:: Work to do ::
Write out all the entries word for word, but skip any images.

:: Listed records ::
..........

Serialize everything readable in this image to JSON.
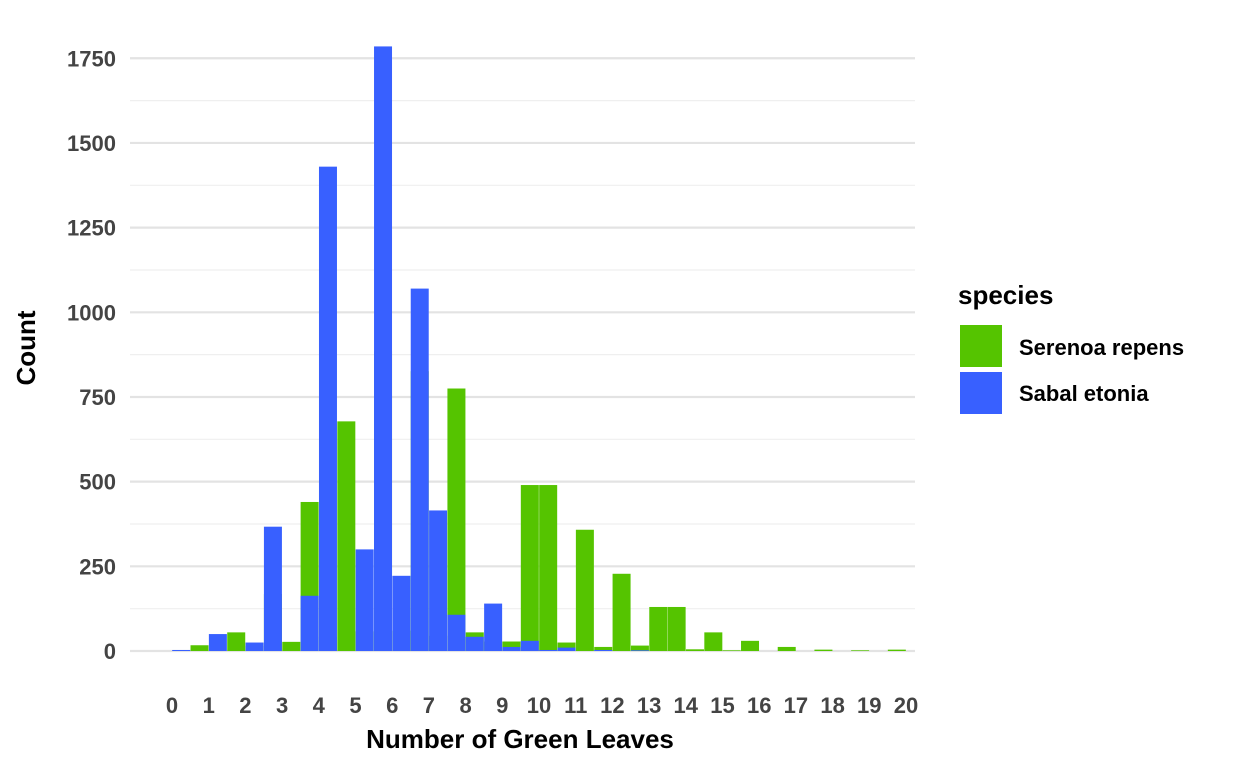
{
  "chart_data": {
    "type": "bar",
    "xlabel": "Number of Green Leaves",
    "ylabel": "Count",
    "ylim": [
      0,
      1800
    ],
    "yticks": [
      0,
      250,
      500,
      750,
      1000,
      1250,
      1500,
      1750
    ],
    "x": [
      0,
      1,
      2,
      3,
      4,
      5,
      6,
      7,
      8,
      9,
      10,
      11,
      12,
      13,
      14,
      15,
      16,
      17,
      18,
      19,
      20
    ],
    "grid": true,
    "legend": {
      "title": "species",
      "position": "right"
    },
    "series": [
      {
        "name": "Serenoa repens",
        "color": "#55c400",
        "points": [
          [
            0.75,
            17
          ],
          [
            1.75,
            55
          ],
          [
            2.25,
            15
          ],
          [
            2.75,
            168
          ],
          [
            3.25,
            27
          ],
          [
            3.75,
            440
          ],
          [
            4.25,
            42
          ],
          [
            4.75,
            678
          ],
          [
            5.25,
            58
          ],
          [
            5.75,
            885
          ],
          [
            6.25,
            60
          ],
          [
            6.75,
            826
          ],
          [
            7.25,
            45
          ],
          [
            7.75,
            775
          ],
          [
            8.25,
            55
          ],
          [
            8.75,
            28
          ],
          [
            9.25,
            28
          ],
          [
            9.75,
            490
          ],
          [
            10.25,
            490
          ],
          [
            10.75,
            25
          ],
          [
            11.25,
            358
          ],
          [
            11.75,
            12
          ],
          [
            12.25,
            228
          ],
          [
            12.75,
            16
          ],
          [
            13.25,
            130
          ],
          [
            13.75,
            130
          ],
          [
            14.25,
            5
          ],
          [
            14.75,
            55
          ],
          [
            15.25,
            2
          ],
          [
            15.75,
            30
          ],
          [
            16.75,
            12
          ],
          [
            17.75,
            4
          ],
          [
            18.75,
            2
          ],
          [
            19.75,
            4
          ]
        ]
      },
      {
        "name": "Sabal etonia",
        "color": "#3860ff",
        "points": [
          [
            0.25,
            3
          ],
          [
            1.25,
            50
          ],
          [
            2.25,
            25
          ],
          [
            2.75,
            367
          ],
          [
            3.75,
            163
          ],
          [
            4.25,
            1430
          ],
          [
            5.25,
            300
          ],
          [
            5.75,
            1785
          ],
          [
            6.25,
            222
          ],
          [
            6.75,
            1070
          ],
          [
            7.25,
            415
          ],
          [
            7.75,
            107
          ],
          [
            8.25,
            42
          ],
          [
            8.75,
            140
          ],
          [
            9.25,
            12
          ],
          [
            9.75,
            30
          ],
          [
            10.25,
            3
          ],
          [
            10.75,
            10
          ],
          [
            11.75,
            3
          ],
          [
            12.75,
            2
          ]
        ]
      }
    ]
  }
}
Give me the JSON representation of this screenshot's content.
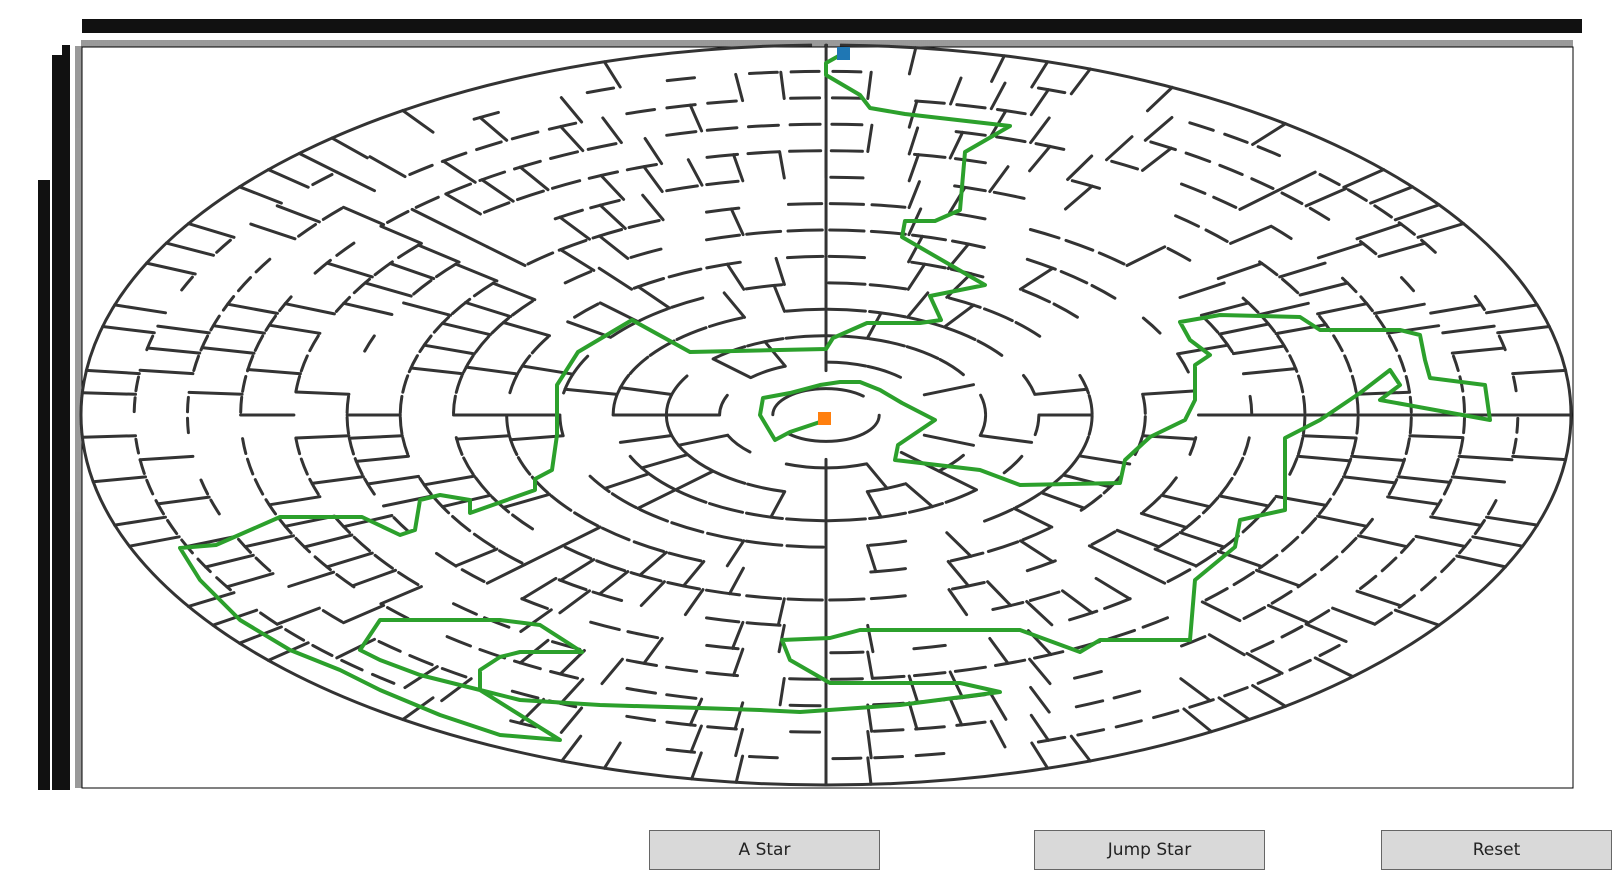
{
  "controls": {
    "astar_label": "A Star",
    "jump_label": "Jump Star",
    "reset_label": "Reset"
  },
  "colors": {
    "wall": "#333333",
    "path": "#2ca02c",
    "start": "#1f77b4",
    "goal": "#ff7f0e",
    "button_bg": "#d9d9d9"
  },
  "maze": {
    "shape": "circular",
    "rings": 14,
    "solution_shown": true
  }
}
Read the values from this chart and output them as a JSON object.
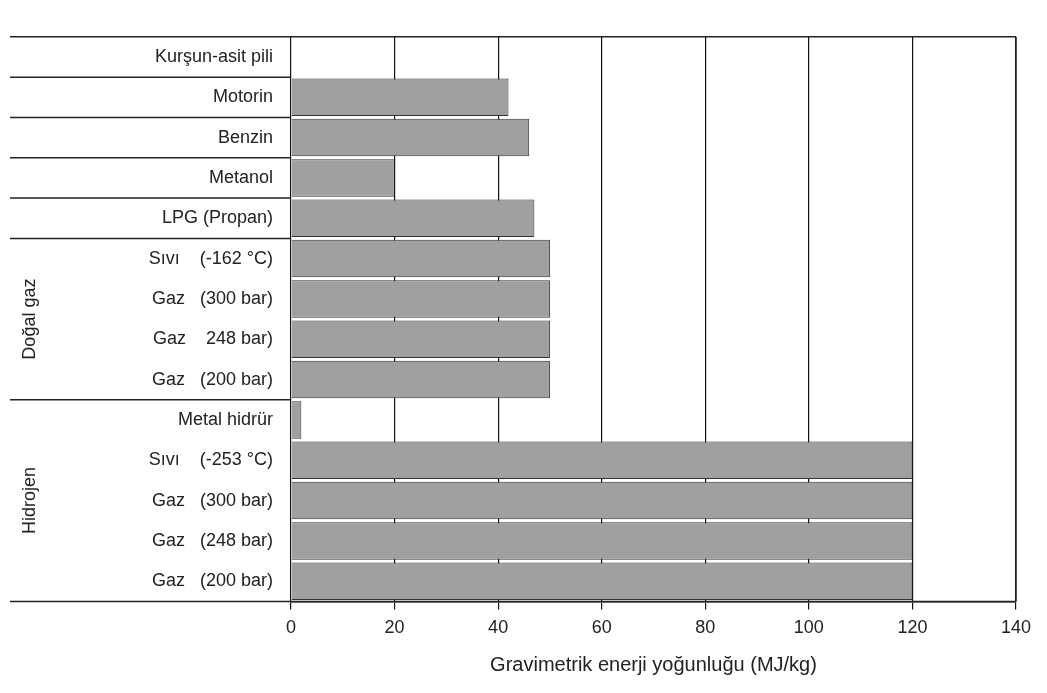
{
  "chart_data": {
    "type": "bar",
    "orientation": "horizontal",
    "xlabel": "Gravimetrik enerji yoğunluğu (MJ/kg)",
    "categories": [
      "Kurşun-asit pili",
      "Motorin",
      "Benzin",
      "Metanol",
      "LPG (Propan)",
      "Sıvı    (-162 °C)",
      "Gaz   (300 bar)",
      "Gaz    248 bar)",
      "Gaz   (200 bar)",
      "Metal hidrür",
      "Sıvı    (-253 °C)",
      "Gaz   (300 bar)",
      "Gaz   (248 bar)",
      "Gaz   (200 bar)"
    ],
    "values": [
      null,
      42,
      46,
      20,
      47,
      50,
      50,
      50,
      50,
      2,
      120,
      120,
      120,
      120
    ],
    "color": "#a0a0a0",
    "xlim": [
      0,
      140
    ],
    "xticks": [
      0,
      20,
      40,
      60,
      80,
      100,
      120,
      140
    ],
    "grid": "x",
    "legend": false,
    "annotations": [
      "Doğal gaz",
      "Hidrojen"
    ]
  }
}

..........

:: Result ::
Serialize everything readable in this image to JSON.
{
  "chart_data": {
    "type": "bar",
    "xlabel": "Number of Green Leaves",
    "ylabel": "Count",
    "ylim": [
      0,
      1800
    ],
    "yticks": [
      0,
      250,
      500,
      750,
      1000,
      1250,
      1500,
      1750
    ],
    "x": [
      0,
      1,
      2,
      3,
      4,
      5,
      6,
      7,
      8,
      9,
      10,
      11,
      12,
      13,
      14,
      15,
      16,
      17,
      18,
      19,
      20
    ],
    "grid": true,
    "legend": {
      "title": "species",
      "position": "right"
    },
    "series": [
      {
        "name": "Serenoa repens",
        "color": "#55c400",
        "points": [
          [
            0.75,
            17
          ],
          [
            1.75,
            55
          ],
          [
            2.25,
            15
          ],
          [
            2.75,
            168
          ],
          [
            3.25,
            27
          ],
          [
            3.75,
            440
          ],
          [
            4.25,
            42
          ],
          [
            4.75,
            678
          ],
          [
            5.25,
            58
          ],
          [
            5.75,
            885
          ],
          [
            6.25,
            60
          ],
          [
            6.75,
            826
          ],
          [
            7.25,
            45
          ],
          [
            7.75,
            775
          ],
          [
            8.25,
            55
          ],
          [
            8.75,
            28
          ],
          [
            9.25,
            28
          ],
          [
            9.75,
            490
          ],
          [
            10.25,
            490
          ],
          [
            10.75,
            25
          ],
          [
            11.25,
            358
          ],
          [
            11.75,
            12
          ],
          [
            12.25,
            228
          ],
          [
            12.75,
            16
          ],
          [
            13.25,
            130
          ],
          [
            13.75,
            130
          ],
          [
            14.25,
            5
          ],
          [
            14.75,
            55
          ],
          [
            15.25,
            2
          ],
          [
            15.75,
            30
          ],
          [
            16.75,
            12
          ],
          [
            17.75,
            4
          ],
          [
            18.75,
            2
          ],
          [
            19.75,
            4
          ]
        ]
      },
      {
        "name": "Sabal etonia",
        "color": "#3860ff",
        "points": [
          [
            0.25,
            3
          ],
          [
            1.25,
            50
          ],
          [
            2.25,
            25
          ],
          [
            2.75,
            367
          ],
          [
            3.75,
            163
          ],
          [
            4.25,
            1430
          ],
          [
            5.25,
            300
          ],
          [
            5.75,
            1785
          ],
          [
            6.25,
            222
          ],
          [
            6.75,
            1070
          ],
          [
            7.25,
            415
          ],
          [
            7.75,
            107
          ],
          [
            8.25,
            42
          ],
          [
            8.75,
            140
          ],
          [
            9.25,
            12
          ],
          [
            9.75,
            30
          ],
          [
            10.25,
            3
          ],
          [
            10.75,
            10
          ],
          [
            11.75,
            3
          ],
          [
            12.75,
            2
          ]
        ]
      }
    ]
  }
}
Give me the JSON representation of this screenshot's content.
{
  "controls": {
    "astar_label": "A Star",
    "jump_label": "Jump Star",
    "reset_label": "Reset"
  },
  "colors": {
    "wall": "#333333",
    "path": "#2ca02c",
    "start": "#1f77b4",
    "goal": "#ff7f0e",
    "button_bg": "#d9d9d9"
  },
  "maze": {
    "shape": "circular",
    "rings": 14,
    "solution_shown": true
  }
}
Read the values from this chart and output them as a JSON object.
{
  "chart_data": {
    "type": "bar",
    "orientation": "horizontal",
    "xlabel": "Gravimetrik enerji yoğunluğu (MJ/kg)",
    "categories": [
      "Kurşun-asit pili",
      "Motorin",
      "Benzin",
      "Metanol",
      "LPG (Propan)",
      "Sıvı    (-162 °C)",
      "Gaz   (300 bar)",
      "Gaz    248 bar)",
      "Gaz   (200 bar)",
      "Metal hidrür",
      "Sıvı    (-253 °C)",
      "Gaz   (300 bar)",
      "Gaz   (248 bar)",
      "Gaz   (200 bar)"
    ],
    "values": [
      null,
      42,
      46,
      20,
      47,
      50,
      50,
      50,
      50,
      2,
      120,
      120,
      120,
      120
    ],
    "color": "#a0a0a0",
    "xlim": [
      0,
      140
    ],
    "xticks": [
      0,
      20,
      40,
      60,
      80,
      100,
      120,
      140
    ],
    "grid": "x",
    "legend": false,
    "annotations": [
      "Doğal gaz",
      "Hidrojen"
    ]
  }
}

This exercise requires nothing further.